→ Stated goal:
Select all lines with the string "JSON" in them, and copy those lines.

→ Listed entries:
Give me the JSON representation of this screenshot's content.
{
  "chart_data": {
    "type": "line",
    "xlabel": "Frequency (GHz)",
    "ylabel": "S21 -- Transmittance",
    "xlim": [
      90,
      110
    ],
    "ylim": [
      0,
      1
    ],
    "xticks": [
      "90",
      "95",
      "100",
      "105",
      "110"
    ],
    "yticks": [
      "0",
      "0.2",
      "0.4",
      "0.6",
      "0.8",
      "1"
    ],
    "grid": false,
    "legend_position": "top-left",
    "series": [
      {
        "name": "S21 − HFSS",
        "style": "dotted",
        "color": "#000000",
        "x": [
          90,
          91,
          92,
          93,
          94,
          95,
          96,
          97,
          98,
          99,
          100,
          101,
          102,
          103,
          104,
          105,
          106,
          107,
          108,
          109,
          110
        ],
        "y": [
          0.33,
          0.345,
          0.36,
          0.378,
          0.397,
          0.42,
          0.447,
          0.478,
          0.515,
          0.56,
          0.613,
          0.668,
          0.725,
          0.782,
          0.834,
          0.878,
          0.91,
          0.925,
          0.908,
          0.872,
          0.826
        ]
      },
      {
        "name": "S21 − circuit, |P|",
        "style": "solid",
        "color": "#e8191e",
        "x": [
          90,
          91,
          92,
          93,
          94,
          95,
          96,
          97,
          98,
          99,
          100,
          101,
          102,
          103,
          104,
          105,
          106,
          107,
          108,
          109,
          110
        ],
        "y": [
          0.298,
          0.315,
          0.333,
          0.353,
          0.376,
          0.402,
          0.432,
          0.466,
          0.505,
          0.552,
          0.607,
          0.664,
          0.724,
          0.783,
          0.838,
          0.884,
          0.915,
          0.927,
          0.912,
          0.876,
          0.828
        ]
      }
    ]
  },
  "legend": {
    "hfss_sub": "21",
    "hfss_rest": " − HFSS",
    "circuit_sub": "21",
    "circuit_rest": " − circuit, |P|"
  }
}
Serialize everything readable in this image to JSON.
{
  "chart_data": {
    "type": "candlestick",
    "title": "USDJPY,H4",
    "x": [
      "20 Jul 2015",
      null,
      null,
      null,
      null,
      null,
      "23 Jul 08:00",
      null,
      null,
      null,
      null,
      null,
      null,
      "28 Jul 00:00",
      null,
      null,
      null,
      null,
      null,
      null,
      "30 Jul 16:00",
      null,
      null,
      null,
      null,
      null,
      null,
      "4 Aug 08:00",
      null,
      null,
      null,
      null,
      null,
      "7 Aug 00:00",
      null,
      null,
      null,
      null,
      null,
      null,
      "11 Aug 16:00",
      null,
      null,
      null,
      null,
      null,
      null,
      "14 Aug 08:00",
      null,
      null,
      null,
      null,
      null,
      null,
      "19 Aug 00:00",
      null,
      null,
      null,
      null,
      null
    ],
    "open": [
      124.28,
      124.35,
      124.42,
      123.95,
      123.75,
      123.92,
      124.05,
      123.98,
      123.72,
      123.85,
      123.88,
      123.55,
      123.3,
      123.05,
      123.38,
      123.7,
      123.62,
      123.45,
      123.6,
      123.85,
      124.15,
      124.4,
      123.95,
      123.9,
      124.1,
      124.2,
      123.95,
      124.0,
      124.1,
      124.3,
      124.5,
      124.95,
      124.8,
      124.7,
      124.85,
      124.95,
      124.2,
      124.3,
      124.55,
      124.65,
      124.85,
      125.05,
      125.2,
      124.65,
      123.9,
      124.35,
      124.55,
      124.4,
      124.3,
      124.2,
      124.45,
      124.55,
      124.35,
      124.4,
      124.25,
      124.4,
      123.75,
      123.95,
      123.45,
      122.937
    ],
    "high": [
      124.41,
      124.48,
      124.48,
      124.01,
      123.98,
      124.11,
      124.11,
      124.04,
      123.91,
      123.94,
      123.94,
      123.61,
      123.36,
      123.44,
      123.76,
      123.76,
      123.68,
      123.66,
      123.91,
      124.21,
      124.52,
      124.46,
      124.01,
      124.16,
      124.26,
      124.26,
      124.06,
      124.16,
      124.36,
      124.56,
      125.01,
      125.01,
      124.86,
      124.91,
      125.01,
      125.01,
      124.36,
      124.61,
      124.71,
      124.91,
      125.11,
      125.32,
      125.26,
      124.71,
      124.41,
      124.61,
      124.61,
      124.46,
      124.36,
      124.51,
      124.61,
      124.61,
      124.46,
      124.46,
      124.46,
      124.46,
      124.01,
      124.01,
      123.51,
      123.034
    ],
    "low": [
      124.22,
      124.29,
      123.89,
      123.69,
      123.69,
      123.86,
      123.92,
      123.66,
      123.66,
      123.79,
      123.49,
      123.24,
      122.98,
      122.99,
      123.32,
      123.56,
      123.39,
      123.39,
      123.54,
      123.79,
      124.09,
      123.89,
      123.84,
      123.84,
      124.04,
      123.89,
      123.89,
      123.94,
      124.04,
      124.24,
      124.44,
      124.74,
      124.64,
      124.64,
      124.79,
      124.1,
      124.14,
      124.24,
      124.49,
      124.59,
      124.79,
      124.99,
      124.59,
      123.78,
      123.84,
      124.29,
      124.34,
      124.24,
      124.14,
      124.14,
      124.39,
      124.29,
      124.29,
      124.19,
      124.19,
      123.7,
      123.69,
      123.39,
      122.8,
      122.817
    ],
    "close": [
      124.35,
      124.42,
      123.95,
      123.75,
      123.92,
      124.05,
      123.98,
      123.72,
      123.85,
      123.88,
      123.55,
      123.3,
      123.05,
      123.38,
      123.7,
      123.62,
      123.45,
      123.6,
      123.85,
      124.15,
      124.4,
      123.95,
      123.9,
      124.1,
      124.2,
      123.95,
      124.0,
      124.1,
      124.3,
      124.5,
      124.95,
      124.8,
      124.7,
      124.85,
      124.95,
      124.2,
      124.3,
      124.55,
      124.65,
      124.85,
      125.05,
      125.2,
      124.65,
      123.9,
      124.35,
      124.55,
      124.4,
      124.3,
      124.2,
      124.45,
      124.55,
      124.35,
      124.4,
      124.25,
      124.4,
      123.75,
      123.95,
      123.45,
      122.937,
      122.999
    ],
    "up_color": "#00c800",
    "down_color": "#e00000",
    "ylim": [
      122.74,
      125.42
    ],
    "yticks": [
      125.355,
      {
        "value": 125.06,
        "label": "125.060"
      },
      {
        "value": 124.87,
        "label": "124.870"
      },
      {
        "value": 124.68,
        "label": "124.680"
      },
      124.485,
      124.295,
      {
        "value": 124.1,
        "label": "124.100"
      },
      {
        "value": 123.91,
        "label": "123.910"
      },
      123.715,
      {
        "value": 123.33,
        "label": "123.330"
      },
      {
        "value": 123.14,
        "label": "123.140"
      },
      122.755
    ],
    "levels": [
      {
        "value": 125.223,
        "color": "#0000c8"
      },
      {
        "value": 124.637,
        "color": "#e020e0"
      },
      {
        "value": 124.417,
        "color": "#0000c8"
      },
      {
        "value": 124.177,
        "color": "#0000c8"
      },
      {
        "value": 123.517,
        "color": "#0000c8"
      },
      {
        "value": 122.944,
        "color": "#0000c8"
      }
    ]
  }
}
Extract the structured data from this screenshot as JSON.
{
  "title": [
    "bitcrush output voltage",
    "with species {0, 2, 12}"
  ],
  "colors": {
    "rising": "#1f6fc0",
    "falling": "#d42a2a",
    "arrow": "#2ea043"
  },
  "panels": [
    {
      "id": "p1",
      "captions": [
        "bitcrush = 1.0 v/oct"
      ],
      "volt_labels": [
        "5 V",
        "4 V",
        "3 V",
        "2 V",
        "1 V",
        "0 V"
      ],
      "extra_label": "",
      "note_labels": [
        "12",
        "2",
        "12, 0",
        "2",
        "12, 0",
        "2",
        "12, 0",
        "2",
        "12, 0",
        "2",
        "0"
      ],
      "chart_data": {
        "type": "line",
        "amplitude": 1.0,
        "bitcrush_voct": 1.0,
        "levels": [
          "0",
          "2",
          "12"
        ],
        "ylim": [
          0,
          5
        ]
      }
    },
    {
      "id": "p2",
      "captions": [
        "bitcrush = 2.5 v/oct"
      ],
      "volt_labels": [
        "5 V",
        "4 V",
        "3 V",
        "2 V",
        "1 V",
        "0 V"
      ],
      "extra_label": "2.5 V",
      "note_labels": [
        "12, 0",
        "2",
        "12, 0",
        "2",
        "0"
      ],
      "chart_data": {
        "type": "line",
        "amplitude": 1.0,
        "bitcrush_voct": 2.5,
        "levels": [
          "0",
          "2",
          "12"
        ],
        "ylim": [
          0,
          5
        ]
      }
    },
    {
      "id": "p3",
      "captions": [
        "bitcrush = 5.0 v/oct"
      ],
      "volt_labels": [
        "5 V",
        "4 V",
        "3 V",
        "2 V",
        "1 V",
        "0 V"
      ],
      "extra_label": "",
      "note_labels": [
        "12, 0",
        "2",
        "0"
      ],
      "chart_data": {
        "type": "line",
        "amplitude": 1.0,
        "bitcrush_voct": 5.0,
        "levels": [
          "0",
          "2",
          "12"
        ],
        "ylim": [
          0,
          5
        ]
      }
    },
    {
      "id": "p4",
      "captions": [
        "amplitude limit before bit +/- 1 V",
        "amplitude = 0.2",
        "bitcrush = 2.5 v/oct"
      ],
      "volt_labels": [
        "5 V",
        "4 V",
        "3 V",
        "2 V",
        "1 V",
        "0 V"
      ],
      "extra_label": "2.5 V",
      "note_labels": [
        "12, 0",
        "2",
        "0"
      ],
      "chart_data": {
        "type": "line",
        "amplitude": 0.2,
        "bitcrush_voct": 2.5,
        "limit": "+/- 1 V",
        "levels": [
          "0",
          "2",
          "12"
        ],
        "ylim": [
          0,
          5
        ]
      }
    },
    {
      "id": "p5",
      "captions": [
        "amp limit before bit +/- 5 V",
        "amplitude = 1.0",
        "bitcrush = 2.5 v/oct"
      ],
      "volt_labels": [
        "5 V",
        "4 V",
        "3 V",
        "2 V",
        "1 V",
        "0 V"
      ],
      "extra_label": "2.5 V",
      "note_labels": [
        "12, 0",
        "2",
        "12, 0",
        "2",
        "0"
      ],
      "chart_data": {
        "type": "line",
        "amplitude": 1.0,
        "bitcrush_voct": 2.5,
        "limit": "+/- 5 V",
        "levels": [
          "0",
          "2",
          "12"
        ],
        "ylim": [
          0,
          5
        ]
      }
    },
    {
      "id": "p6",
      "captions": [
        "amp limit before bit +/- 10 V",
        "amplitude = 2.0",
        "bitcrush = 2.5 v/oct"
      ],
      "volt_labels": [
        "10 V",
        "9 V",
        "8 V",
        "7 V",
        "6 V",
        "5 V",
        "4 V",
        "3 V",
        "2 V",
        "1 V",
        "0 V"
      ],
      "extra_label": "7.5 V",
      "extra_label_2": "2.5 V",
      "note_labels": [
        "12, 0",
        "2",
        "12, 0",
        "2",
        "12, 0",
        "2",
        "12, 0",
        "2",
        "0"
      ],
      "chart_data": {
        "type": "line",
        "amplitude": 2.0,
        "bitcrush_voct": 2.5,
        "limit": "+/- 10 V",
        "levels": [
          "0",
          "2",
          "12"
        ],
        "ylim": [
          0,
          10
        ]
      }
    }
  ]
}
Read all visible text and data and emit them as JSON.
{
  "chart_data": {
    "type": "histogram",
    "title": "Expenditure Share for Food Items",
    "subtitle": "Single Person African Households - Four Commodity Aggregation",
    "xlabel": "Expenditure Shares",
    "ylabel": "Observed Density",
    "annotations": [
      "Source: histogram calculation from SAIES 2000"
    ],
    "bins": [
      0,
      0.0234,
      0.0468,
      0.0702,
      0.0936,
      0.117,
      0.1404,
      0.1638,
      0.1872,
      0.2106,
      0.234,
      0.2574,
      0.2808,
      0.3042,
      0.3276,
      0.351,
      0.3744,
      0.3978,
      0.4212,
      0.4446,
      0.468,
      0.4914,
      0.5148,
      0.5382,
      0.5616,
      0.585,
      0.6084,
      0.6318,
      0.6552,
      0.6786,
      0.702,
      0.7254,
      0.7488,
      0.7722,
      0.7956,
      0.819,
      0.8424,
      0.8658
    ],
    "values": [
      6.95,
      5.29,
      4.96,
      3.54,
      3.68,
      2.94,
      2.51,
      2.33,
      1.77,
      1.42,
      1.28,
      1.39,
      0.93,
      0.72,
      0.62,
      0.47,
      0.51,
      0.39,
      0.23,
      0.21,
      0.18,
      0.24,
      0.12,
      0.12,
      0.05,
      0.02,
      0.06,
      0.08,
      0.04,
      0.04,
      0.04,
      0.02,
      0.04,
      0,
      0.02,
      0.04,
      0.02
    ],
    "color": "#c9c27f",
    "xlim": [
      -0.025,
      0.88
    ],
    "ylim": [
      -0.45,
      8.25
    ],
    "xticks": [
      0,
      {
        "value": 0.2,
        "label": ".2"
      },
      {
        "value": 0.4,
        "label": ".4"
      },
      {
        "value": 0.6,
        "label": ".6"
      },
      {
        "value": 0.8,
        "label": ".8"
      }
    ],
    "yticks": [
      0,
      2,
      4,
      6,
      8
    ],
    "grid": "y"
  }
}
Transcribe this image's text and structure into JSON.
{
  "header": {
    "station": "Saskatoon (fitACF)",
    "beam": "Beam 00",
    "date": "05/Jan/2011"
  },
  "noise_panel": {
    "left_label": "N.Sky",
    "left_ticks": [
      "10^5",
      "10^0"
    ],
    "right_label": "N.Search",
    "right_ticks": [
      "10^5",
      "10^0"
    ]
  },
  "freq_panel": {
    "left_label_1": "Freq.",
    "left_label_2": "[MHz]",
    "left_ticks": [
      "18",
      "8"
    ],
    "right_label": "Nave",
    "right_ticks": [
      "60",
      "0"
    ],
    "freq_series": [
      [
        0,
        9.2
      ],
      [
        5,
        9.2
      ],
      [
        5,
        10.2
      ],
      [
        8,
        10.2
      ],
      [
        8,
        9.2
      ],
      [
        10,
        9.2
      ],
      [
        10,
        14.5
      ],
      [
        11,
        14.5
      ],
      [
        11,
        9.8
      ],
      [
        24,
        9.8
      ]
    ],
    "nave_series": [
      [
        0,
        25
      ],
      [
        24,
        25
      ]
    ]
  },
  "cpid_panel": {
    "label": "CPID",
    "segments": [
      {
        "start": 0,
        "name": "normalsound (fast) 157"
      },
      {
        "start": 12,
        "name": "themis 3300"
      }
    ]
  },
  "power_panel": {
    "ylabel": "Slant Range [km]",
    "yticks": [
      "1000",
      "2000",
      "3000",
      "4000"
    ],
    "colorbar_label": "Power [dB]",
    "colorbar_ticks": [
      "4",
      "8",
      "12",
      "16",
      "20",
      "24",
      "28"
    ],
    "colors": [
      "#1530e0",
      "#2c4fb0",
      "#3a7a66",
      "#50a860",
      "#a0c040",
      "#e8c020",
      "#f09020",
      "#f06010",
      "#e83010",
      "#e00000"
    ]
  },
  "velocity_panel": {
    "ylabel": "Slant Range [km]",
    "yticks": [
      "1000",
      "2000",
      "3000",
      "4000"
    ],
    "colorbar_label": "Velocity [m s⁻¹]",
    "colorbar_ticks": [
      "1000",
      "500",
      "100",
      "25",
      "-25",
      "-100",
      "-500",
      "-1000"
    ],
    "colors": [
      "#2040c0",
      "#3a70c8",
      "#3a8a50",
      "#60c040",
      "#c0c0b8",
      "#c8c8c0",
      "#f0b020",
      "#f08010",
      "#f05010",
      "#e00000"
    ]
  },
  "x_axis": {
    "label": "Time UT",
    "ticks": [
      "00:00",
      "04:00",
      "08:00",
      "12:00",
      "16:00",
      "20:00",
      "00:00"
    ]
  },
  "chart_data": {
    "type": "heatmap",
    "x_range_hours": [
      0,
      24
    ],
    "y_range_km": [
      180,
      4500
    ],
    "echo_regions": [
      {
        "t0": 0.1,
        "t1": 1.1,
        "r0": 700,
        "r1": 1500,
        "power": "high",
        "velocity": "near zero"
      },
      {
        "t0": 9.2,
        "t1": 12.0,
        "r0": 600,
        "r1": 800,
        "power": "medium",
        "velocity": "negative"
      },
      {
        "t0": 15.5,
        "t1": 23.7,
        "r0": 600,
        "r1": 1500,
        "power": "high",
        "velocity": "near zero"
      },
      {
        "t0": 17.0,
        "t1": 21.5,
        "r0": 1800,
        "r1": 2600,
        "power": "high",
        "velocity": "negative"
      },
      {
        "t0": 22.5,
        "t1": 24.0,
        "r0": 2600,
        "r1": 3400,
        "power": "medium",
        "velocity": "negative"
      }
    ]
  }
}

→ Reply to the task:
Give me the JSON representation of this screenshot's content.
Serialize everything readable in this image to JSON.
Extract the structured data from this screenshot as JSON.
Read all visible text and data and emit them as JSON.
Transcribe this image's text and structure into JSON.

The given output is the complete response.